設問 1: 記録の冒頭から「paragraph-line: best or」を含む行までを、両端の行も含めて書き直してください。その際、「option」を「choice」に置き換え、ほかの部分は変更しないでください。

本文:
========================
9.《ネタバレ》 いやー、景色が美しく、時間の進むのが早い映画だった。
何より(好みは別として)撮影手法が生々しくも素晴らしい。 そして、思い起こす…胸の奥の奥にある記憶。 それが事実としてあったのか?それとも俺の妄想か? 多感な時期故に、何かが胸に突き刺さり、ズキズキと痛くなる。
この作品は…そうだ、一言でいうならば。 青年になってから味わう(かも知れない)「スタンドバイミー」って印象。
いや、それについては人それぞれだろう。 けど、味わった人は「本当の大人」になれるんじゃないか?と思う。
そう「本当の大人」だ。
もちろん、年齢だけの事じゃない。 表現するなら「人の気持ちが分かって同情できる人間」だ。
この作品は例えるなら…少年が、射精を覚えてから青年にるまでの時期。 微妙かつ、これから大人になる時に、影響を与えるだろう慎重なタイミングだ。 感化され易く、そして影響を受けやすい時期…。
――朱に交われば赤くなる。
まさに多感かつ、末端に広がってゆく心を持った者にとって世界とは……(例として)赤き世界。 狂った「赤き世の中」でも、狂った人間にならないように防護壁を作り…ただただ自分を護る。 そして、狂わなかったが故に「何の存在意味もなくなった大人」になってゆく。 そんな悲しい場所が、我々の済んでいる……この世界だ。
青く産まれようが、緑の癒しを持とうが…赤き世界で生きるのは過酷だ。 ならば――「朱に交わり赤くなれ」と大人や偉い人は問う。 それがこの狂った世界で…赤き人らの創るルールだ。
ああ、その世界の異常さよ。 個人の突出などは、何の意味もない。 赤き世界の目線で「狂ってない人間」を量産するため、生産を促す。
========================
入力資料:
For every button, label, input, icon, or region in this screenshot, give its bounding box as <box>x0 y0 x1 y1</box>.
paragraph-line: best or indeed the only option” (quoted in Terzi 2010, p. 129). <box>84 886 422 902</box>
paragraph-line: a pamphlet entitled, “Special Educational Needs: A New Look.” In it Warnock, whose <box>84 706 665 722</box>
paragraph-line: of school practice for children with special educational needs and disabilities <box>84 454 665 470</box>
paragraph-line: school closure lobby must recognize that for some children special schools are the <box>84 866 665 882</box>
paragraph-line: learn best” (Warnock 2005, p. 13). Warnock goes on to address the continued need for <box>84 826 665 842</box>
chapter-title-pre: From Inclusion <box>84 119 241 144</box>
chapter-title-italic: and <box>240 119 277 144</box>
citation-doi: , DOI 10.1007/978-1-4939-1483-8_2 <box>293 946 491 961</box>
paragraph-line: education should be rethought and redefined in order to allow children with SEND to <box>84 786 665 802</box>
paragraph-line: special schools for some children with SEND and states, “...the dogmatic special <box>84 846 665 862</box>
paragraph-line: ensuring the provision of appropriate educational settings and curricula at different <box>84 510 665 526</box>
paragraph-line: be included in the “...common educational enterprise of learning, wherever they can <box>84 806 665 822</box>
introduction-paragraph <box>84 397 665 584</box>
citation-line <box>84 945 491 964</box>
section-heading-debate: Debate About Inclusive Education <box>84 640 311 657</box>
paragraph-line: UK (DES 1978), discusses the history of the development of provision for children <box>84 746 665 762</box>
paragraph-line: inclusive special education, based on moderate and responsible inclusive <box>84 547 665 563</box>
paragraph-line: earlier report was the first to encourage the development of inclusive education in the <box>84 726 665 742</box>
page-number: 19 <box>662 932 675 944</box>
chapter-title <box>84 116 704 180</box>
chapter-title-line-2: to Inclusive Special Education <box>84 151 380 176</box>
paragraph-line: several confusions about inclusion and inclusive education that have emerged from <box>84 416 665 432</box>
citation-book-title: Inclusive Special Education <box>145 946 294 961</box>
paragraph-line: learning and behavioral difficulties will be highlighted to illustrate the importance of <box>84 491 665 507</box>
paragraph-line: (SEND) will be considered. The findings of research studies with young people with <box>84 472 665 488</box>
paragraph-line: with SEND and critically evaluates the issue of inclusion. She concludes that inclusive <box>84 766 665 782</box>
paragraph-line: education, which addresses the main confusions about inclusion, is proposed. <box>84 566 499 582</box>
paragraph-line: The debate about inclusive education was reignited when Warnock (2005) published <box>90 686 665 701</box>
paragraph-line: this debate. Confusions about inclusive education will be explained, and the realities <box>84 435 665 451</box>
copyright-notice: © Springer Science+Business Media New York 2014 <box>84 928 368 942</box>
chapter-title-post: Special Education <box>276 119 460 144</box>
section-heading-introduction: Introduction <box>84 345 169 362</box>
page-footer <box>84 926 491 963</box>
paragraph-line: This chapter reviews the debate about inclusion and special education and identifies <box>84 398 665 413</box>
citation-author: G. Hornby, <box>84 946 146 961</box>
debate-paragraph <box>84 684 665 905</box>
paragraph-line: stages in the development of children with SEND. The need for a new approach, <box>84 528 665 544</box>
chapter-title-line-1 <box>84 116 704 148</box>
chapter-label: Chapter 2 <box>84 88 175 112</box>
========================
設問 2: 本文によれば、狂った「赤き世の中」で防護壁を作ってひたすら自分を護る者は、どのような大人になってゆくのでしょうか。その理由とあわせて説明してください。

解答 1:
For every button, label, input, icon, or region in this screenshot, give its bounding box as <box>x0 y0 x1 y1</box>.
paragraph-line: best or indeed the only choice” (quoted in Terzi 2010, p. 129). <box>84 886 422 902</box>

解答 2: そうした者は、「何の存在意味もなくなった大人」になってゆくとされています。その理由は、狂った世の中にあって狂わなかったためです。本文はそのような場所を、我々のいるこの世界の悲しさとして述べています。